- SET PROBLEM: Transcribe the records verbatim from the line with "What elements are" through the line with "- legend-label: 510 ms: [424, 188, 471, 203]", both lines included.

- DATA SHOWN:
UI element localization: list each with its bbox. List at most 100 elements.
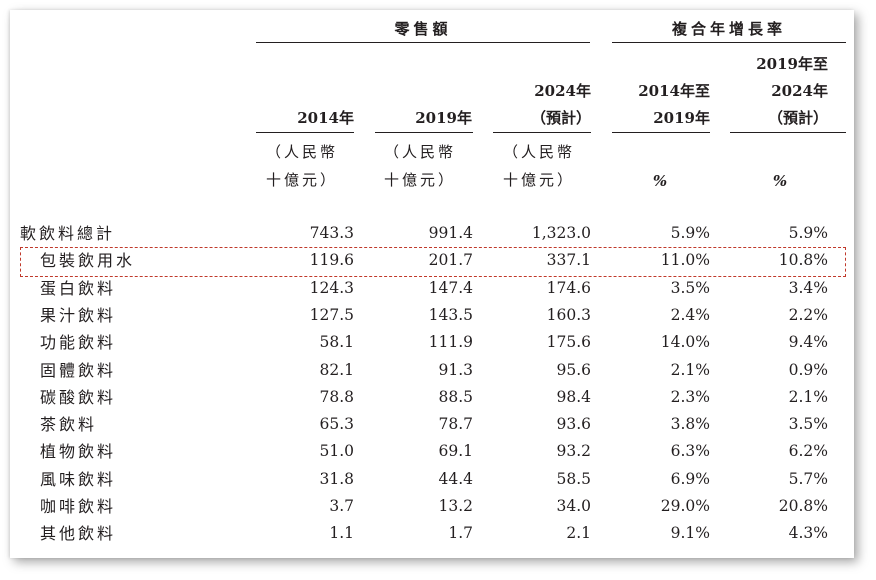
--
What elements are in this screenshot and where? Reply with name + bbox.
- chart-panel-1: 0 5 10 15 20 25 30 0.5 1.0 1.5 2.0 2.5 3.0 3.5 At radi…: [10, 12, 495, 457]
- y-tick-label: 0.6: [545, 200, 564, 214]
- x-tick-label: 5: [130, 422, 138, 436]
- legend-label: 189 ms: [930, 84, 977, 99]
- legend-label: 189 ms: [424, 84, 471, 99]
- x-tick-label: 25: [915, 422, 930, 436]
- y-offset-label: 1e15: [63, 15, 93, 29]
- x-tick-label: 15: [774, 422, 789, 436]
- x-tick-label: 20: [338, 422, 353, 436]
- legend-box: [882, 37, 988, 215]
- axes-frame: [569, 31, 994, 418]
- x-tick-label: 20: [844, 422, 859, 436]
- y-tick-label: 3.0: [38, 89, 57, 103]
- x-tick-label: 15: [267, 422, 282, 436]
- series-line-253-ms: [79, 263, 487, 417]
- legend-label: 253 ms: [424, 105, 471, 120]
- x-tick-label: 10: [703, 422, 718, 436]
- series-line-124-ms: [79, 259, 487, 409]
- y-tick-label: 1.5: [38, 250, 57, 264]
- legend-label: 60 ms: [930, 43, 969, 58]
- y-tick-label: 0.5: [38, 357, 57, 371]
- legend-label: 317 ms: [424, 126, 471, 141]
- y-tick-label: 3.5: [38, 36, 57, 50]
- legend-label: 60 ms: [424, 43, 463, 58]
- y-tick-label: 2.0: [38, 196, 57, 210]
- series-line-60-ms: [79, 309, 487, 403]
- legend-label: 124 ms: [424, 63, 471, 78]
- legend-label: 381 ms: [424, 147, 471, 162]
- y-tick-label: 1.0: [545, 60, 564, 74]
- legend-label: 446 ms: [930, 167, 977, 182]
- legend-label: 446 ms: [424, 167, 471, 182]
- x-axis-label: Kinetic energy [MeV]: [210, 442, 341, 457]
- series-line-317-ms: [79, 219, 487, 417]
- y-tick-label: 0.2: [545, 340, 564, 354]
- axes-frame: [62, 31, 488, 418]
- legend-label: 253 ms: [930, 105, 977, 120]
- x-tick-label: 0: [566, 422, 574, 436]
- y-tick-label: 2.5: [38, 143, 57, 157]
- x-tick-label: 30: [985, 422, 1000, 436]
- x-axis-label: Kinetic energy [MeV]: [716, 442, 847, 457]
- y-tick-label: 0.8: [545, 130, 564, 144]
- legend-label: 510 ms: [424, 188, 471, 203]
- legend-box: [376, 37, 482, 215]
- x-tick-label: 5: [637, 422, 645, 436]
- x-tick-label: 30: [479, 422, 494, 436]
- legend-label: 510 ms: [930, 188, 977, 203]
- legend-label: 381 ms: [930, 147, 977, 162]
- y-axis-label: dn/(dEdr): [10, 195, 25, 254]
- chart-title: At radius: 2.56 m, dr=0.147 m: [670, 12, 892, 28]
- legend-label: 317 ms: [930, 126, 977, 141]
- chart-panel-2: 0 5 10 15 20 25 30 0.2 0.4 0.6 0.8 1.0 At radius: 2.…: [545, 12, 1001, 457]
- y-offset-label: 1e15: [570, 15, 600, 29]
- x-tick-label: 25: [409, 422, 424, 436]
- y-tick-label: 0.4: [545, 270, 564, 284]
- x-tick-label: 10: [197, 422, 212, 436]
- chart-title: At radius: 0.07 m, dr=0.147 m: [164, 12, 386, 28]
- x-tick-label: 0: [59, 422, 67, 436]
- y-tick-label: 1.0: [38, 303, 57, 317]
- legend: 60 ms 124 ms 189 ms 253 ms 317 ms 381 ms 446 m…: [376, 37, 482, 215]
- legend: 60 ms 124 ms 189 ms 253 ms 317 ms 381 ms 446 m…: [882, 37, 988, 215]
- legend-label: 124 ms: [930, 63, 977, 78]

- TASK RESULT:
What elements are in this screenshot and where? Reply with name + bbox.
- chart-panel-1: 0 5 10 15 20 25 30 0.5 1.0 1.5 2.0 2.5 3.0 3.5 At radi…: [10, 12, 495, 457]
- y-tick-label: 0.6: [545, 200, 564, 214]
- x-tick-label: 5: [130, 422, 138, 436]
- legend-label: 189 ms: [930, 84, 977, 99]
- legend-label: 189 ms: [424, 84, 471, 99]
- x-tick-label: 25: [915, 422, 930, 436]
- y-offset-label: 1e15: [63, 15, 93, 29]
- x-tick-label: 15: [774, 422, 789, 436]
- x-tick-label: 20: [338, 422, 353, 436]
- legend-box: [882, 37, 988, 215]
- axes-frame: [569, 31, 994, 418]
- x-tick-label: 20: [844, 422, 859, 436]
- y-tick-label: 3.0: [38, 89, 57, 103]
- x-tick-label: 15: [267, 422, 282, 436]
- series-line-253-ms: [79, 263, 487, 417]
- legend-label: 253 ms: [424, 105, 471, 120]
- x-tick-label: 10: [703, 422, 718, 436]
- series-line-124-ms: [79, 259, 487, 409]
- y-tick-label: 1.5: [38, 250, 57, 264]
- legend-label: 60 ms: [930, 43, 969, 58]
- y-tick-label: 0.5: [38, 357, 57, 371]
- legend-label: 317 ms: [424, 126, 471, 141]
- y-tick-label: 3.5: [38, 36, 57, 50]
- legend-label: 60 ms: [424, 43, 463, 58]
- y-tick-label: 2.0: [38, 196, 57, 210]
- series-line-60-ms: [79, 309, 487, 403]
- legend-label: 124 ms: [424, 63, 471, 78]
- legend-label: 381 ms: [424, 147, 471, 162]
- y-tick-label: 1.0: [545, 60, 564, 74]
- legend-label: 446 ms: [930, 167, 977, 182]
- legend-label: 446 ms: [424, 167, 471, 182]
- x-axis-label: Kinetic energy [MeV]: [210, 442, 341, 457]
- series-line-317-ms: [79, 219, 487, 417]
- y-tick-label: 0.2: [545, 340, 564, 354]
- axes-frame: [62, 31, 488, 418]
- legend-label: 253 ms: [930, 105, 977, 120]
- x-tick-label: 0: [566, 422, 574, 436]
- y-tick-label: 2.5: [38, 143, 57, 157]
- x-tick-label: 30: [985, 422, 1000, 436]
- x-axis-label: Kinetic energy [MeV]: [716, 442, 847, 457]
- y-tick-label: 0.8: [545, 130, 564, 144]
- legend-label: 510 ms: [424, 188, 471, 203]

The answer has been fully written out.